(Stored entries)
================================

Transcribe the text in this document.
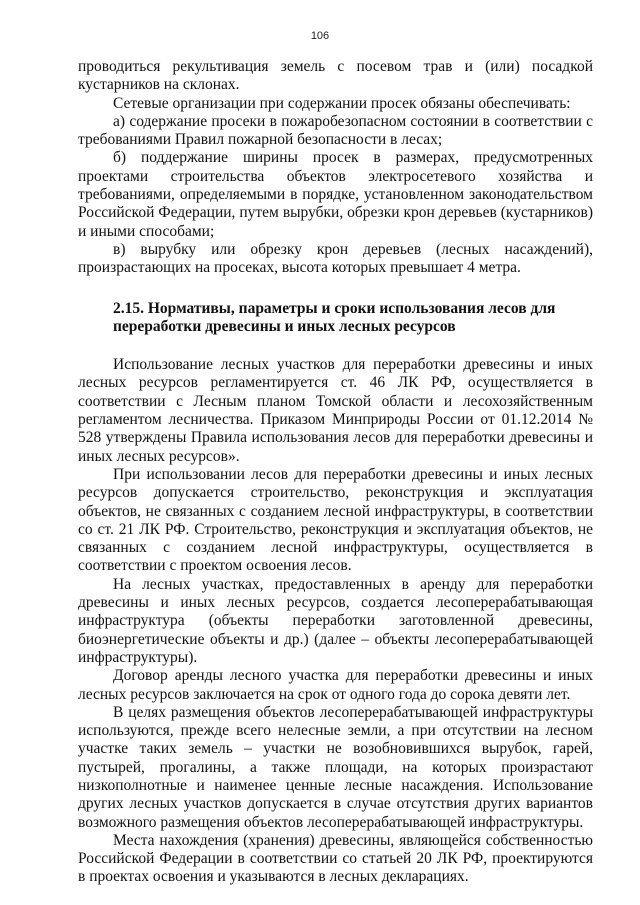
106

проводиться рекультивация земель с посевом трав и (или) посадкой кустарников на склонах.

Сетевые организации при содержании просек обязаны обеспечивать:

а) содержание просеки в пожаробезопасном состоянии в соответствии с требованиями Правил пожарной безопасности в лесах;

б) поддержание ширины просек в размерах, предусмотренных проектами строительства объектов электросетевого хозяйства и требованиями, определяемыми в порядке, установленном законодательством Российской Федерации, путем вырубки, обрезки крон деревьев (кустарников) и иными способами;

в) вырубку или обрезку крон деревьев (лесных насаждений), произрастающих на просеках, высота которых превышает 4 метра.

2.15. Нормативы, параметры и сроки использования лесов для переработки древесины и иных лесных ресурсов

Использование лесных участков для переработки древесины и иных лесных ресурсов регламентируется ст. 46 ЛК РФ, осуществляется в соответствии с Лесным планом Томской области и лесохозяйственным регламентом лесничества. Приказом Минприроды России от 01.12.2014 № 528 утверждены Правила использования лесов для переработки древесины и иных лесных ресурсов».

При использовании лесов для переработки древесины и иных лесных ресурсов допускается строительство, реконструкция и эксплуатация объектов, не связанных с созданием лесной инфраструктуры, в соответствии со ст. 21 ЛК РФ. Строительство, реконструкция и эксплуатация объектов, не связанных с созданием лесной инфраструктуры, осуществляется в соответствии с проектом освоения лесов.

На лесных участках, предоставленных в аренду для переработки древесины и иных лесных ресурсов, создается лесоперерабатывающая инфраструктура (объекты переработки заготовленной древесины, биоэнергетические объекты и др.) (далее – объекты лесоперерабатывающей инфраструктуры).

Договор аренды лесного участка для переработки древесины и иных лесных ресурсов заключается на срок от одного года до сорока девяти лет.

В целях размещения объектов лесоперерабатывающей инфраструктуры используются, прежде всего нелесные земли, а при отсутствии на лесном участке таких земель – участки не возобновившихся вырубок, гарей, пустырей, прогалины, а также площади, на которых произрастают низкополнотные и наименее ценные лесные насаждения. Использование других лесных участков допускается в случае отсутствия других вариантов возможного размещения объектов лесоперерабатывающей инфраструктуры.

Места нахождения (хранения) древесины, являющейся собственностью Российской Федерации в соответствии со статьей 20 ЛК РФ, проектируются в проектах освоения и указываются в лесных декларациях.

================================

▶ Prompt:
Leave out the pictures and print each record exactly as it stands.

▶ Task solution:
Transcribe the text in this document.
106

проводиться рекультивация земель с посевом трав и (или) посадкой кустарников на склонах.

Сетевые организации при содержании просек обязаны обеспечивать:

а) содержание просеки в пожаробезопасном состоянии в соответствии с требованиями Правил пожарной безопасности в лесах;

б) поддержание ширины просек в размерах, предусмотренных проектами строительства объектов электросетевого хозяйства и требованиями, определяемыми в порядке, установленном законодательством Российской Федерации, путем вырубки, обрезки крон деревьев (кустарников) и иными способами;

в) вырубку или обрезку крон деревьев (лесных насаждений), произрастающих на просеках, высота которых превышает 4 метра.

2.15. Нормативы, параметры и сроки использования лесов для переработки древесины и иных лесных ресурсов

Использование лесных участков для переработки древесины и иных лесных ресурсов регламентируется ст. 46 ЛК РФ, осуществляется в соответствии с Лесным планом Томской области и лесохозяйственным регламентом лесничества. Приказом Минприроды России от 01.12.2014 № 528 утверждены Правила использования лесов для переработки древесины и иных лесных ресурсов».

При использовании лесов для переработки древесины и иных лесных ресурсов допускается строительство, реконструкция и эксплуатация объектов, не связанных с созданием лесной инфраструктуры, в соответствии со ст. 21 ЛК РФ. Строительство, реконструкция и эксплуатация объектов, не связанных с созданием лесной инфраструктуры, осуществляется в соответствии с проектом освоения лесов.

На лесных участках, предоставленных в аренду для переработки древесины и иных лесных ресурсов, создается лесоперерабатывающая инфраструктура (объекты переработки заготовленной древесины, биоэнергетические объекты и др.) (далее – объекты лесоперерабатывающей инфраструктуры).

Договор аренды лесного участка для переработки древесины и иных лесных ресурсов заключается на срок от одного года до сорока девяти лет.

В целях размещения объектов лесоперерабатывающей инфраструктуры используются, прежде всего нелесные земли, а при отсутствии на лесном участке таких земель – участки не возобновившихся вырубок, гарей, пустырей, прогалины, а также площади, на которых произрастают низкополнотные и наименее ценные лесные насаждения. Использование других лесных участков допускается в случае отсутствия других вариантов возможного размещения объектов лесоперерабатывающей инфраструктуры.

Места нахождения (хранения) древесины, являющейся собственностью Российской Федерации в соответствии со статьей 20 ЛК РФ, проектируются в проектах освоения и указываются в лесных декларациях.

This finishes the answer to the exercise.